*Requirement*:
Repeat the data verbatim.

*Listed records*:
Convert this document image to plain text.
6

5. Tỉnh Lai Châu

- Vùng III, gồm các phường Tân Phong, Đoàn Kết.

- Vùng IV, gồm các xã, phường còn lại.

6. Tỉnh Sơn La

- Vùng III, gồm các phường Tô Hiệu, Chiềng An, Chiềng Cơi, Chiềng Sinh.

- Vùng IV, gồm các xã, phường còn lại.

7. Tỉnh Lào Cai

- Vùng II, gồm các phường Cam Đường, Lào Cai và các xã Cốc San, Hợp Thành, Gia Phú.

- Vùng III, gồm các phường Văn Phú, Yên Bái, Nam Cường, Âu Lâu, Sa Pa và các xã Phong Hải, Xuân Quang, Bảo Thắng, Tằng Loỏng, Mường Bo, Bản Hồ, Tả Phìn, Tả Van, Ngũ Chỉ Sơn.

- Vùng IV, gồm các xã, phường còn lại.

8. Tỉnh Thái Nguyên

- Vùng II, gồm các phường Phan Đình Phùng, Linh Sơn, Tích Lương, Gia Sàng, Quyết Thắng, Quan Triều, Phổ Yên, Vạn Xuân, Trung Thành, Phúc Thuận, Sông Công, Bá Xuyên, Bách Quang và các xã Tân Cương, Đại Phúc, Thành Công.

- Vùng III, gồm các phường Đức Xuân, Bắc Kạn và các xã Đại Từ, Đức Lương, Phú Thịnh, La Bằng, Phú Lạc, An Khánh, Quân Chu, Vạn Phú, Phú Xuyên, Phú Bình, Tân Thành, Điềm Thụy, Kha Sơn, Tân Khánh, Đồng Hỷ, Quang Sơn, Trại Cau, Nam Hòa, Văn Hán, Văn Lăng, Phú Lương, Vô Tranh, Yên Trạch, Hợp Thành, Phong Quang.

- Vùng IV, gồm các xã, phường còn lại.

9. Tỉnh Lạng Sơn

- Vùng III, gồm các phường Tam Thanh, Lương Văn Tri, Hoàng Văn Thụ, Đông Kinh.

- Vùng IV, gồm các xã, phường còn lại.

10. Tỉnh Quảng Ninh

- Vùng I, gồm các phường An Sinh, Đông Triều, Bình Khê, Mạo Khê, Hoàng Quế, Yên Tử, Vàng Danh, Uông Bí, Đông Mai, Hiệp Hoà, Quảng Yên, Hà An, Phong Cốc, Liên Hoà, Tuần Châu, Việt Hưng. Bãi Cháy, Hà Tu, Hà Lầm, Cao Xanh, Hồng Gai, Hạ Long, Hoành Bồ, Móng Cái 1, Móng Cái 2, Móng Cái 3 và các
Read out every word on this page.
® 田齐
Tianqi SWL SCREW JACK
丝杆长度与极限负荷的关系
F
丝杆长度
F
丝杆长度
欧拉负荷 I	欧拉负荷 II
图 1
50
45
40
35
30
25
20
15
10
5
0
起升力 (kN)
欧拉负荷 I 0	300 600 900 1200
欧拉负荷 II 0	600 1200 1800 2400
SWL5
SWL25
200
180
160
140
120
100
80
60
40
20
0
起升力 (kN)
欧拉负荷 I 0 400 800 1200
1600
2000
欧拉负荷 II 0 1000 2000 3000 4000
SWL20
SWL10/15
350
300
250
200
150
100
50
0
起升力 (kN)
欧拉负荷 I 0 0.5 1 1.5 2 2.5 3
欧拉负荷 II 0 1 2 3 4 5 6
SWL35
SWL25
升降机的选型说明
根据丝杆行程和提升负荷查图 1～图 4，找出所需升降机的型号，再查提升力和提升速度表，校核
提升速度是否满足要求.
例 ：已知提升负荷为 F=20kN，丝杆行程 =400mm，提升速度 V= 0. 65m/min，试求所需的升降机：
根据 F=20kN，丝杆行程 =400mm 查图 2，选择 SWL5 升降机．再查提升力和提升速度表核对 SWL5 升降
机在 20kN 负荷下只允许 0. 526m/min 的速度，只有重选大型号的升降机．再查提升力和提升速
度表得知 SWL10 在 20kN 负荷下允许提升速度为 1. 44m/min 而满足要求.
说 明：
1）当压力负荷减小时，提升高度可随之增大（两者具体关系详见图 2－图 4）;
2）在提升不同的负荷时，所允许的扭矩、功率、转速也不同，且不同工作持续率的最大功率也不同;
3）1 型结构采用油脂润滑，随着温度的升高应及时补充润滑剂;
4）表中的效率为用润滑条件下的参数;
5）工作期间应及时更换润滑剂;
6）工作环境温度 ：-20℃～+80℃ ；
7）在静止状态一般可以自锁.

*Written response*:
Convert this document image to plain text.
6

5. Tỉnh Lai Châu

- Vùng III, gồm các phường Tân Phong, Đoàn Kết.

- Vùng IV, gồm các xã, phường còn lại.

6. Tỉnh Sơn La

- Vùng III, gồm các phường Tô Hiệu, Chiềng An, Chiềng Cơi, Chiềng Sinh.

- Vùng IV, gồm các xã, phường còn lại.

7. Tỉnh Lào Cai

- Vùng II, gồm các phường Cam Đường, Lào Cai và các xã Cốc San, Hợp Thành, Gia Phú.

- Vùng III, gồm các phường Văn Phú, Yên Bái, Nam Cường, Âu Lâu, Sa Pa và các xã Phong Hải, Xuân Quang, Bảo Thắng, Tằng Loỏng, Mường Bo, Bản Hồ, Tả Phìn, Tả Van, Ngũ Chỉ Sơn.

- Vùng IV, gồm các xã, phường còn lại.

8. Tỉnh Thái Nguyên

- Vùng II, gồm các phường Phan Đình Phùng, Linh Sơn, Tích Lương, Gia Sàng, Quyết Thắng, Quan Triều, Phổ Yên, Vạn Xuân, Trung Thành, Phúc Thuận, Sông Công, Bá Xuyên, Bách Quang và các xã Tân Cương, Đại Phúc, Thành Công.

- Vùng III, gồm các phường Đức Xuân, Bắc Kạn và các xã Đại Từ, Đức Lương, Phú Thịnh, La Bằng, Phú Lạc, An Khánh, Quân Chu, Vạn Phú, Phú Xuyên, Phú Bình, Tân Thành, Điềm Thụy, Kha Sơn, Tân Khánh, Đồng Hỷ, Quang Sơn, Trại Cau, Nam Hòa, Văn Hán, Văn Lăng, Phú Lương, Vô Tranh, Yên Trạch, Hợp Thành, Phong Quang.

- Vùng IV, gồm các xã, phường còn lại.

9. Tỉnh Lạng Sơn

- Vùng III, gồm các phường Tam Thanh, Lương Văn Tri, Hoàng Văn Thụ, Đông Kinh.

- Vùng IV, gồm các xã, phường còn lại.

10. Tỉnh Quảng Ninh

- Vùng I, gồm các phường An Sinh, Đông Triều, Bình Khê, Mạo Khê, Hoàng Quế, Yên Tử, Vàng Danh, Uông Bí, Đông Mai, Hiệp Hoà, Quảng Yên, Hà An, Phong Cốc, Liên Hoà, Tuần Châu, Việt Hưng. Bãi Cháy, Hà Tu, Hà Lầm, Cao Xanh, Hồng Gai, Hạ Long, Hoành Bồ, Móng Cái 1, Móng Cái 2, Móng Cái 3 và các
Read out every word on this page.
® 田齐
Tianqi SWL SCREW JACK
丝杆长度与极限负荷的关系
F
丝杆长度
F
丝杆长度
欧拉负荷 I	欧拉负荷 II
图 1
50
45
40
35
30
25
20
15
10
5
0
起升力 (kN)
欧拉负荷 I 0	300 600 900 1200
欧拉负荷 II 0	600 1200 1800 2400
SWL5
SWL25
200
180
160
140
120
100
80
60
40
20
0
起升力 (kN)
欧拉负荷 I 0 400 800 1200
1600
2000
欧拉负荷 II 0 1000 2000 3000 4000
SWL20
SWL10/15
350
300
250
200
150
100
50
0
起升力 (kN)
欧拉负荷 I 0 0.5 1 1.5 2 2.5 3
欧拉负荷 II 0 1 2 3 4 5 6
SWL35
SWL25
升降机的选型说明
根据丝杆行程和提升负荷查图 1～图 4，找出所需升降机的型号，再查提升力和提升速度表，校核
提升速度是否满足要求.
例 ：已知提升负荷为 F=20kN，丝杆行程 =400mm，提升速度 V= 0. 65m/min，试求所需的升降机：
根据 F=20kN，丝杆行程 =400mm 查图 2，选择 SWL5 升降机．再查提升力和提升速度表核对 SWL5 升降
机在 20kN 负荷下只允许 0. 526m/min 的速度，只有重选大型号的升降机．再查提升力和提升速
度表得知 SWL10 在 20kN 负荷下允许提升速度为 1. 44m/min 而满足要求.
说 明：
1）当压力负荷减小时，提升高度可随之增大（两者具体关系详见图 2－图 4）;
2）在提升不同的负荷时，所允许的扭矩、功率、转速也不同，且不同工作持续率的最大功率也不同;
3）1 型结构采用油脂润滑，随着温度的升高应及时补充润滑剂;
4）表中的效率为用润滑条件下的参数;
5）工作期间应及时更换润滑剂;
6）工作环境温度 ：-20℃～+80℃ ；
7）在静止状态一般可以自锁.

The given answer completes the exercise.